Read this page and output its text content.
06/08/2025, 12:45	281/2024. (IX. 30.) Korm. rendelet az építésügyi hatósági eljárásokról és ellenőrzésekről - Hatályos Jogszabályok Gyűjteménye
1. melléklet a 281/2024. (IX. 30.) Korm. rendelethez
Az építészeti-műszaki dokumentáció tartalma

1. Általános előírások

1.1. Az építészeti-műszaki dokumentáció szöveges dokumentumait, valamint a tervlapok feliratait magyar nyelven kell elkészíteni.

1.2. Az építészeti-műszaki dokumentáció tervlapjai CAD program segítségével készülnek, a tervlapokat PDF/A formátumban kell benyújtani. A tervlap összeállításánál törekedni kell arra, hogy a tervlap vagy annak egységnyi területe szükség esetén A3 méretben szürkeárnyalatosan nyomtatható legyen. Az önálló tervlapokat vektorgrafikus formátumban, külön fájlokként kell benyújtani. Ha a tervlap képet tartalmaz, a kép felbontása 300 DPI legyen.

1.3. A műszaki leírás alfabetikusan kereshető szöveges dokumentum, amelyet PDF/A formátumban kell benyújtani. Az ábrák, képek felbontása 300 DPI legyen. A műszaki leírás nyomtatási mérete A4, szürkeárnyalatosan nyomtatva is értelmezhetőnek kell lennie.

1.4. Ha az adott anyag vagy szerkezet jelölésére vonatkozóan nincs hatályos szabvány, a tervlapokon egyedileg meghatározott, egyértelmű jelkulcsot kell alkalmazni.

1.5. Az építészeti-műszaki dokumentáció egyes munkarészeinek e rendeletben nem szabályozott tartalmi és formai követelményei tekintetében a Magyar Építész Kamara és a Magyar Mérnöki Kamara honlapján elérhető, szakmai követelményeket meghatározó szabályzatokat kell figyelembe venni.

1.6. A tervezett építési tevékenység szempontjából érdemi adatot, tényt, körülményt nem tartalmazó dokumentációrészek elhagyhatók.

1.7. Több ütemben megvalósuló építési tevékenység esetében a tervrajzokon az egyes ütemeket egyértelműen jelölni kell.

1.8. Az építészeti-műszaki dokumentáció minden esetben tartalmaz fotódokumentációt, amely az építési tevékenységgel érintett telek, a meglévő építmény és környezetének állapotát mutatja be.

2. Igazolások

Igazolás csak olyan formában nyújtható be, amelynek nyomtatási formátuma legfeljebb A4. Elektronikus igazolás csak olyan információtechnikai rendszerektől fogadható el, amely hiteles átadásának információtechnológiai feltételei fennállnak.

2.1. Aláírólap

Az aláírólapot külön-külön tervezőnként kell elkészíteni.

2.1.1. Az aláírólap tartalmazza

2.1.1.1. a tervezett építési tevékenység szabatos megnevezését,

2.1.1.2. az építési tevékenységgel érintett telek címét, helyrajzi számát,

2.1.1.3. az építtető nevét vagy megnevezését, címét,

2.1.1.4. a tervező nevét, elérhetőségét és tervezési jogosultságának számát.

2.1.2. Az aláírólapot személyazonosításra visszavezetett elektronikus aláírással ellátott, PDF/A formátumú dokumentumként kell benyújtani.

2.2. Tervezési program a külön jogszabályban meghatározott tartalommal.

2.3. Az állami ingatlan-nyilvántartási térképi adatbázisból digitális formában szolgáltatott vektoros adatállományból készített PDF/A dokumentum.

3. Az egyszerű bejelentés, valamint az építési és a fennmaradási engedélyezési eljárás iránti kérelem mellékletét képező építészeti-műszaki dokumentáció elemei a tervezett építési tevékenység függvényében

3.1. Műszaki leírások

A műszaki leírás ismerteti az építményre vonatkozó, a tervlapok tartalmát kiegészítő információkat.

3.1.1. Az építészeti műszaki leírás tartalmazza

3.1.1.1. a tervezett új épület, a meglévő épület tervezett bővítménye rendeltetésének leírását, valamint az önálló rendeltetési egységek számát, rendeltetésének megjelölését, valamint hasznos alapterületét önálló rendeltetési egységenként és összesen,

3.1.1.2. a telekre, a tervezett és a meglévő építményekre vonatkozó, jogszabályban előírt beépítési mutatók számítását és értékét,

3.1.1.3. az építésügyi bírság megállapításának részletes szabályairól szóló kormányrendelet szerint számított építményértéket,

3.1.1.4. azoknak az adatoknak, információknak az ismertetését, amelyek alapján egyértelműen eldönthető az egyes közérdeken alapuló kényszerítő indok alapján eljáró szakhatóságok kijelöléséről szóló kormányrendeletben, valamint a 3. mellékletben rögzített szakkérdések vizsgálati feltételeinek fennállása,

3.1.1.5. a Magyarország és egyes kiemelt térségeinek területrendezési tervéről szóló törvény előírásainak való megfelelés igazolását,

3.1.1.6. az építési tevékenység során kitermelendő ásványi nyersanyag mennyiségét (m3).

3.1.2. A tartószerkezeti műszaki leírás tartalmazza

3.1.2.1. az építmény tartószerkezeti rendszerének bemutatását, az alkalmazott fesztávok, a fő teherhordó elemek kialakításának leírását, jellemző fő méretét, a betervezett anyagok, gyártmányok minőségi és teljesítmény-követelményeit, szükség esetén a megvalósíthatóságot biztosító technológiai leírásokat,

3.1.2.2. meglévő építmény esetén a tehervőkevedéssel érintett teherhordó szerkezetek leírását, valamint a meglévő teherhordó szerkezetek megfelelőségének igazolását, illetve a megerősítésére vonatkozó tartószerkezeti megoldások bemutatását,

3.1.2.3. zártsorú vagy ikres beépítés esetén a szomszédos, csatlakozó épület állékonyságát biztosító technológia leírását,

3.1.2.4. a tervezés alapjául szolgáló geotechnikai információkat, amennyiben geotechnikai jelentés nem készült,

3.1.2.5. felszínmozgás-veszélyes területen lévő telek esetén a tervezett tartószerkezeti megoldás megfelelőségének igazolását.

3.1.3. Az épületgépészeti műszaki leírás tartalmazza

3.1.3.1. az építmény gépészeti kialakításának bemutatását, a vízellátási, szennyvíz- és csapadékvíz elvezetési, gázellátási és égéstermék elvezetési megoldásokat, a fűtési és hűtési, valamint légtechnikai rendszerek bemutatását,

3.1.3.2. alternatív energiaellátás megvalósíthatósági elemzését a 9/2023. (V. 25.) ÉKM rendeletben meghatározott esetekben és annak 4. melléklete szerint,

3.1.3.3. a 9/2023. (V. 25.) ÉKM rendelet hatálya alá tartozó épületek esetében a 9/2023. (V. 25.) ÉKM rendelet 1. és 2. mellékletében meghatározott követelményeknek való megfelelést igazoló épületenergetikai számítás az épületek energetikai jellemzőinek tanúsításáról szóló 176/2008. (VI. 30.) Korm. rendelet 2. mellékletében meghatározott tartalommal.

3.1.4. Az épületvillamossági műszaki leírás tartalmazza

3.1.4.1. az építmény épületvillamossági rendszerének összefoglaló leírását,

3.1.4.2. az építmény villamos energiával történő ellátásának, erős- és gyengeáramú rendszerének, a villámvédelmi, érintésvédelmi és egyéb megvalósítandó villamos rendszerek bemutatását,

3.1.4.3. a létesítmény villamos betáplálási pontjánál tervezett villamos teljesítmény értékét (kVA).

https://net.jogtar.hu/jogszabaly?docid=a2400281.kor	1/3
◇ ◇ ◇ ◇ ◇ ◇ ◇
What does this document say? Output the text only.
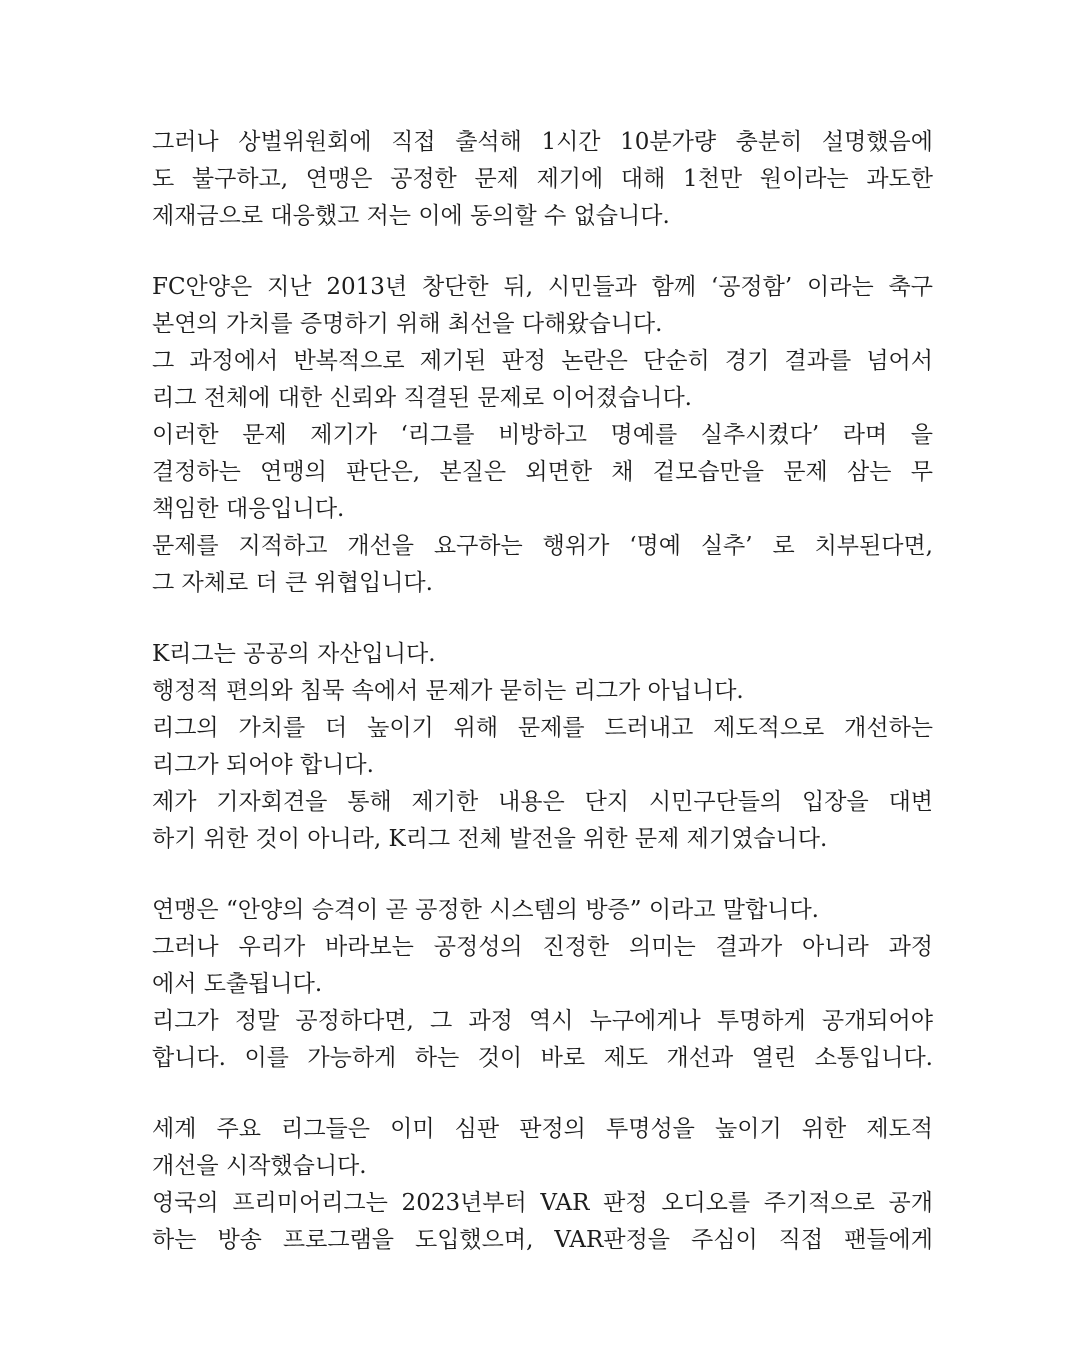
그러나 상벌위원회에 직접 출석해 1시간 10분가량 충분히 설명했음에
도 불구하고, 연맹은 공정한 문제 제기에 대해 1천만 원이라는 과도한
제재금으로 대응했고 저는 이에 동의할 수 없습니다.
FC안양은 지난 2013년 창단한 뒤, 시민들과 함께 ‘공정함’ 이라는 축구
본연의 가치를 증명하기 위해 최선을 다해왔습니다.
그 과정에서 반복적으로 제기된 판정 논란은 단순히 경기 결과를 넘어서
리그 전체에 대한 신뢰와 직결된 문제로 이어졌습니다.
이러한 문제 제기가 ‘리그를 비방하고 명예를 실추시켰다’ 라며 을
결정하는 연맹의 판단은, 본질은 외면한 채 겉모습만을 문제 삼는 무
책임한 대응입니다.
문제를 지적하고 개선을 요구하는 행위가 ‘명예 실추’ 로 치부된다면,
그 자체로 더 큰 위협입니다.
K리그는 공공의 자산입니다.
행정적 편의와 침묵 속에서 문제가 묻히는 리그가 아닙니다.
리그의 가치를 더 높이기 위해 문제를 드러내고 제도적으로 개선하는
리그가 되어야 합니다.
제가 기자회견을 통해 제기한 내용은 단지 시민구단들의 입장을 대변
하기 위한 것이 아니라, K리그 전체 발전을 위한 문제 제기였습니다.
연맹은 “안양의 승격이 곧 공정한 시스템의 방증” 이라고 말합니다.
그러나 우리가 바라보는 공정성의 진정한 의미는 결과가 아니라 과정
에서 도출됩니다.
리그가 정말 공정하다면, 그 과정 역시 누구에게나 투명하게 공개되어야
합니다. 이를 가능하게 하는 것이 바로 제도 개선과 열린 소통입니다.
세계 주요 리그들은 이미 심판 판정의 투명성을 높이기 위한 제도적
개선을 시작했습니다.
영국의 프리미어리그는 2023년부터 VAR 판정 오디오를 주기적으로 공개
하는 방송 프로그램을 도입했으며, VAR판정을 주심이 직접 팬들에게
◇ ◇ ◇ ◇ ◇ ◇ ◇
> **INSTRUCTIONS FOR THE TASK**:
Your task is to list each line of the records with the word "megnevezését".

> **FULL SOLUTION**:
2.1.1.1. a tervezett építési tevékenység szabatos megnevezését,
2.1.1.3. az építtető nevét vagy megnevezését, címét,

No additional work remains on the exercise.